Stored entries
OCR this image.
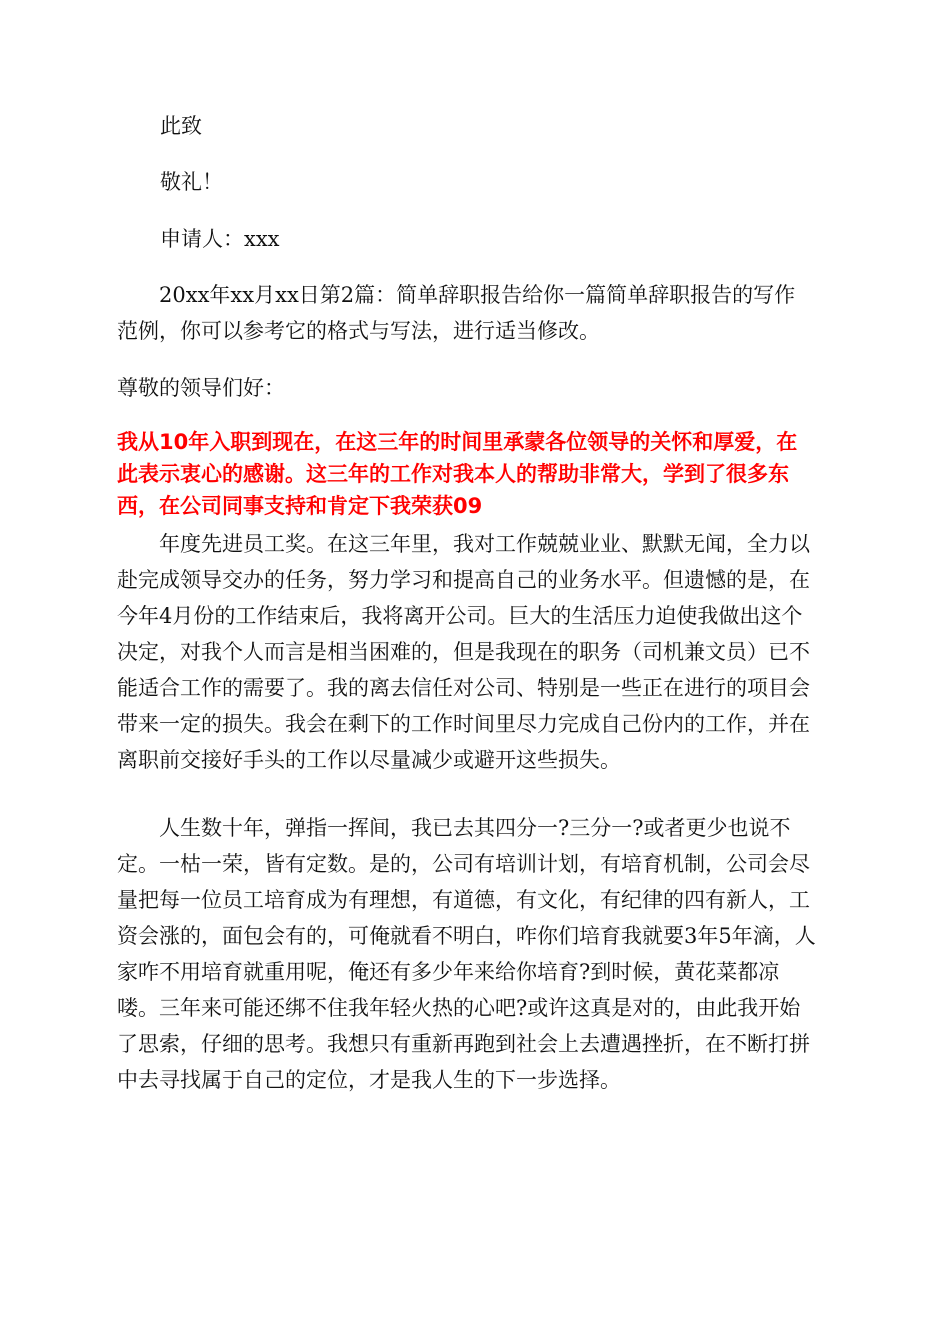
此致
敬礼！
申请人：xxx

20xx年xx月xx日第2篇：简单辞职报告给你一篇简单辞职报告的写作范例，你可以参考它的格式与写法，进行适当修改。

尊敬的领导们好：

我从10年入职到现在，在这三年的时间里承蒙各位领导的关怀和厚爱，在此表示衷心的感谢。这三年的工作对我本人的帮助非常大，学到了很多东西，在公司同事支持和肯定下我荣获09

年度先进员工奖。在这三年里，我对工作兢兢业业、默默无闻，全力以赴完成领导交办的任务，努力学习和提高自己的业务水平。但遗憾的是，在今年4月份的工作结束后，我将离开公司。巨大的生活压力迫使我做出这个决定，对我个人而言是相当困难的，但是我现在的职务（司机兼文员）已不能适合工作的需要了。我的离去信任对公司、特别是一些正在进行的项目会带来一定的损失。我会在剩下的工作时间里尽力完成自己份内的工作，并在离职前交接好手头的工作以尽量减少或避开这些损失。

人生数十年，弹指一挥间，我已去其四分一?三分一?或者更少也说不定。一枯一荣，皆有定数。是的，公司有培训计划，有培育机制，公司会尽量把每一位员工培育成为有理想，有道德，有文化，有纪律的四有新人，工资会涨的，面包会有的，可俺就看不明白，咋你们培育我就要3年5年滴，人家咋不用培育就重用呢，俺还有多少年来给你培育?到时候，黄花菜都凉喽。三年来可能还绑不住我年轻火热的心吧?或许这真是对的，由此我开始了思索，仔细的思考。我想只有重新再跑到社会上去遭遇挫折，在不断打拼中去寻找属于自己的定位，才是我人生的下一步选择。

[Written instruction] Write out the full set of lines verbatim, without the pictures.

[Written solution]
OCR this image.
此致
敬礼！
申请人：xxx

20xx年xx月xx日第2篇：简单辞职报告给你一篇简单辞职报告的写作范例，你可以参考它的格式与写法，进行适当修改。

尊敬的领导们好：

我从10年入职到现在，在这三年的时间里承蒙各位领导的关怀和厚爱，在此表示衷心的感谢。这三年的工作对我本人的帮助非常大，学到了很多东西，在公司同事支持和肯定下我荣获09

年度先进员工奖。在这三年里，我对工作兢兢业业、默默无闻，全力以赴完成领导交办的任务，努力学习和提高自己的业务水平。但遗憾的是，在今年4月份的工作结束后，我将离开公司。巨大的生活压力迫使我做出这个决定，对我个人而言是相当困难的，但是我现在的职务（司机兼文员）已不能适合工作的需要了。我的离去信任对公司、特别是一些正在进行的项目会带来一定的损失。我会在剩下的工作时间里尽力完成自己份内的工作，并在离职前交接好手头的工作以尽量减少或避开这些损失。

人生数十年，弹指一挥间，我已去其四分一?三分一?或者更少也说不定。一枯一荣，皆有定数。是的，公司有培训计划，有培育机制，公司会尽量把每一位员工培育成为有理想，有道德，有文化，有纪律的四有新人，工资会涨的，面包会有的，可俺就看不明白，咋你们培育我就要3年5年滴，人家咋不用培育就重用呢，俺还有多少年来给你培育?到时候，黄花菜都凉喽。三年来可能还绑不住我年轻火热的心吧?或许这真是对的，由此我开始了思索，仔细的思考。我想只有重新再跑到社会上去遭遇挫折，在不断打拼中去寻找属于自己的定位，才是我人生的下一步选择。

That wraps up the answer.